STATED TASK — Quote the data below in full, minus the images.

-=-=-

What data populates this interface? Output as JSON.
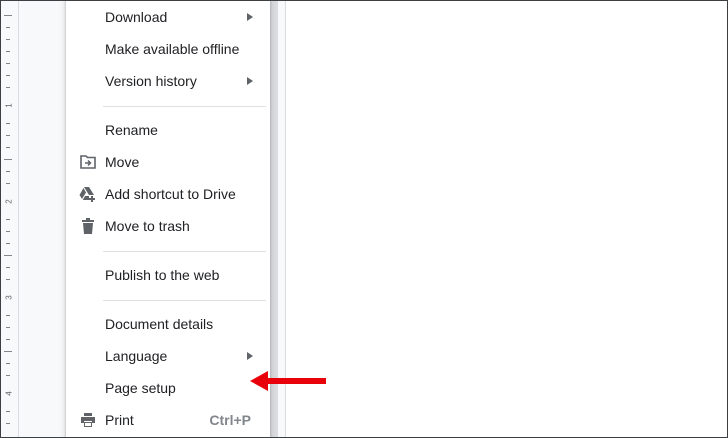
{
  "menu": {
    "items": [
      {
        "id": "download",
        "label": "Download",
        "submenu": true,
        "icon": null
      },
      {
        "id": "offline",
        "label": "Make available offline",
        "submenu": false,
        "icon": null
      },
      {
        "id": "version-history",
        "label": "Version history",
        "submenu": true,
        "icon": null
      },
      {
        "id": "rename",
        "label": "Rename",
        "submenu": false,
        "icon": null
      },
      {
        "id": "move",
        "label": "Move",
        "submenu": false,
        "icon": "folder-move-icon"
      },
      {
        "id": "add-shortcut",
        "label": "Add shortcut to Drive",
        "submenu": false,
        "icon": "drive-add-icon"
      },
      {
        "id": "trash",
        "label": "Move to trash",
        "submenu": false,
        "icon": "trash-icon"
      },
      {
        "id": "publish",
        "label": "Publish to the web",
        "submenu": false,
        "icon": null
      },
      {
        "id": "details",
        "label": "Document details",
        "submenu": false,
        "icon": null
      },
      {
        "id": "language",
        "label": "Language",
        "submenu": true,
        "icon": null
      },
      {
        "id": "page-setup",
        "label": "Page setup",
        "submenu": false,
        "icon": null
      },
      {
        "id": "print",
        "label": "Print",
        "submenu": false,
        "icon": "printer-icon",
        "shortcut": "Ctrl+P"
      }
    ]
  },
  "ruler": {
    "numbers": [
      "1",
      "2",
      "3",
      "4"
    ]
  },
  "annotation": {
    "arrow_color": "#e8000b",
    "target": "Page setup"
  },
  "colors": {
    "menu_bg": "#ffffff",
    "text": "#202124",
    "icon": "#5f6368",
    "separator": "#e0e0e0"
  }
}
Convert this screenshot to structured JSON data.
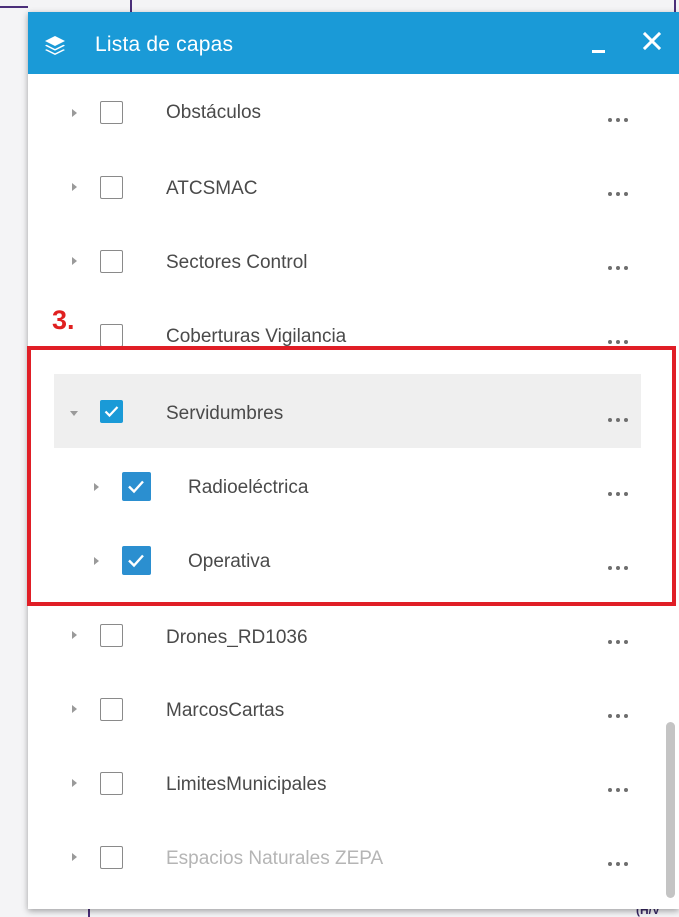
{
  "panel": {
    "title": "Lista de capas",
    "header_color": "#1a9ad7",
    "header_icon": "layers-icon",
    "minimize_icon": "minimize-icon",
    "close_icon": "close-icon"
  },
  "annotation": {
    "step_label": "3.",
    "color": "#e01e26"
  },
  "layers": [
    {
      "label": "Obstáculos",
      "checked": false,
      "expanded": false
    },
    {
      "label": "ATCSMAC",
      "checked": false,
      "expanded": false
    },
    {
      "label": "Sectores Control",
      "checked": false,
      "expanded": false
    },
    {
      "label": "Coberturas Vigilancia",
      "checked": false,
      "expanded": false
    },
    {
      "label": "Servidumbres",
      "checked": true,
      "expanded": true,
      "selected": true,
      "children": [
        {
          "label": "Radioeléctrica",
          "checked": true,
          "expanded": false
        },
        {
          "label": "Operativa",
          "checked": true,
          "expanded": false
        }
      ]
    },
    {
      "label": "Drones_RD1036",
      "checked": false,
      "expanded": false
    },
    {
      "label": "MarcosCartas",
      "checked": false,
      "expanded": false
    },
    {
      "label": "LimitesMunicipales",
      "checked": false,
      "expanded": false
    },
    {
      "label": "Espacios Naturales ZEPA",
      "checked": false,
      "expanded": false,
      "disabled": true
    }
  ],
  "more_icon": "more-options-icon",
  "map_text": {
    "bottom_right": "(H/V"
  }
}
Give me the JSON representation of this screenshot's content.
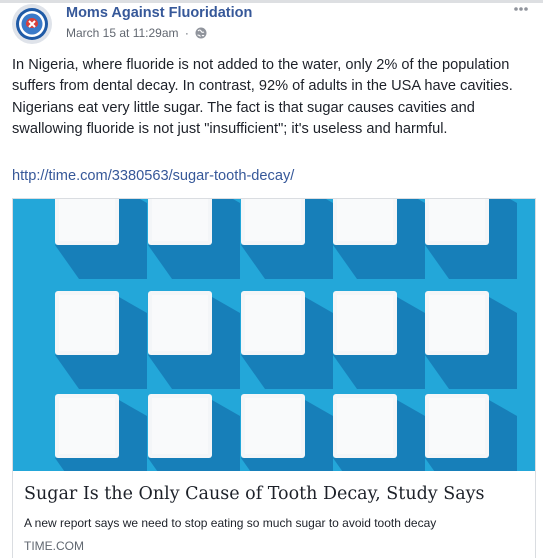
{
  "post": {
    "page_name": "Moms Against Fluoridation",
    "timestamp": "March 15 at 11:29am",
    "separator": "·",
    "privacy_icon": "globe-icon",
    "more_icon": "more-options-icon",
    "body_text": "In Nigeria, where fluoride is not added to the water, only 2% of the population suffers from dental decay. In contrast, 92% of adults in the USA have cavities. Nigerians eat very little sugar. The fact is that sugar causes cavities and swallowing fluoride is not just \"insufficient\"; it's useless and harmful.",
    "link_url": "http://time.com/3380563/sugar-tooth-decay/"
  },
  "link_card": {
    "image_icon": "sugar-cubes-image",
    "title": "Sugar Is the Only Cause of Tooth Decay, Study Says",
    "description": "A new report says we need to stop eating so much sugar to avoid tooth decay",
    "domain": "TIME.COM"
  },
  "colors": {
    "link": "#365899",
    "text": "#1d2129",
    "meta": "#616770",
    "image_background": "#23a7d9",
    "sugar_cube": "#f4f6f8"
  }
}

-=-=-

EXPECTED ANSWER —
What data populates this interface? Output as JSON.
{
  "menu": {
    "items": [
      {
        "id": "download",
        "label": "Download",
        "submenu": true,
        "icon": null
      },
      {
        "id": "offline",
        "label": "Make available offline",
        "submenu": false,
        "icon": null
      },
      {
        "id": "version-history",
        "label": "Version history",
        "submenu": true,
        "icon": null
      },
      {
        "id": "rename",
        "label": "Rename",
        "submenu": false,
        "icon": null
      },
      {
        "id": "move",
        "label": "Move",
        "submenu": false,
        "icon": "folder-move-icon"
      },
      {
        "id": "add-shortcut",
        "label": "Add shortcut to Drive",
        "submenu": false,
        "icon": "drive-add-icon"
      },
      {
        "id": "trash",
        "label": "Move to trash",
        "submenu": false,
        "icon": "trash-icon"
      },
      {
        "id": "publish",
        "label": "Publish to the web",
        "submenu": false,
        "icon": null
      },
      {
        "id": "details",
        "label": "Document details",
        "submenu": false,
        "icon": null
      },
      {
        "id": "language",
        "label": "Language",
        "submenu": true,
        "icon": null
      },
      {
        "id": "page-setup",
        "label": "Page setup",
        "submenu": false,
        "icon": null
      },
      {
        "id": "print",
        "label": "Print",
        "submenu": false,
        "icon": "printer-icon",
        "shortcut": "Ctrl+P"
      }
    ]
  },
  "ruler": {
    "numbers": [
      "1",
      "2",
      "3",
      "4"
    ]
  },
  "annotation": {
    "arrow_color": "#e8000b",
    "target": "Page setup"
  },
  "colors": {
    "menu_bg": "#ffffff",
    "text": "#202124",
    "icon": "#5f6368",
    "separator": "#e0e0e0"
  }
}
Convert this screenshot to structured JSON data.
{
  "panel": {
    "title": "Lista de capas",
    "header_color": "#1a9ad7",
    "header_icon": "layers-icon",
    "minimize_icon": "minimize-icon",
    "close_icon": "close-icon"
  },
  "annotation": {
    "step_label": "3.",
    "color": "#e01e26"
  },
  "layers": [
    {
      "label": "Obstáculos",
      "checked": false,
      "expanded": false
    },
    {
      "label": "ATCSMAC",
      "checked": false,
      "expanded": false
    },
    {
      "label": "Sectores Control",
      "checked": false,
      "expanded": false
    },
    {
      "label": "Coberturas Vigilancia",
      "checked": false,
      "expanded": false
    },
    {
      "label": "Servidumbres",
      "checked": true,
      "expanded": true,
      "selected": true,
      "children": [
        {
          "label": "Radioeléctrica",
          "checked": true,
          "expanded": false
        },
        {
          "label": "Operativa",
          "checked": true,
          "expanded": false
        }
      ]
    },
    {
      "label": "Drones_RD1036",
      "checked": false,
      "expanded": false
    },
    {
      "label": "MarcosCartas",
      "checked": false,
      "expanded": false
    },
    {
      "label": "LimitesMunicipales",
      "checked": false,
      "expanded": false
    },
    {
      "label": "Espacios Naturales ZEPA",
      "checked": false,
      "expanded": false,
      "disabled": true
    }
  ],
  "more_icon": "more-options-icon",
  "map_text": {
    "bottom_right": "(H/V"
  }
}
Give me the JSON representation of this screenshot's content.
{
  "post": {
    "page_name": "Moms Against Fluoridation",
    "timestamp": "March 15 at 11:29am",
    "separator": "·",
    "privacy_icon": "globe-icon",
    "more_icon": "more-options-icon",
    "body_text": "In Nigeria, where fluoride is not added to the water, only 2% of the population suffers from dental decay. In contrast, 92% of adults in the USA have cavities. Nigerians eat very little sugar. The fact is that sugar causes cavities and swallowing fluoride is not just \"insufficient\"; it's useless and harmful.",
    "link_url": "http://time.com/3380563/sugar-tooth-decay/"
  },
  "link_card": {
    "image_icon": "sugar-cubes-image",
    "title": "Sugar Is the Only Cause of Tooth Decay, Study Says",
    "description": "A new report says we need to stop eating so much sugar to avoid tooth decay",
    "domain": "TIME.COM"
  },
  "colors": {
    "link": "#365899",
    "text": "#1d2129",
    "meta": "#616770",
    "image_background": "#23a7d9",
    "sugar_cube": "#f4f6f8"
  }
}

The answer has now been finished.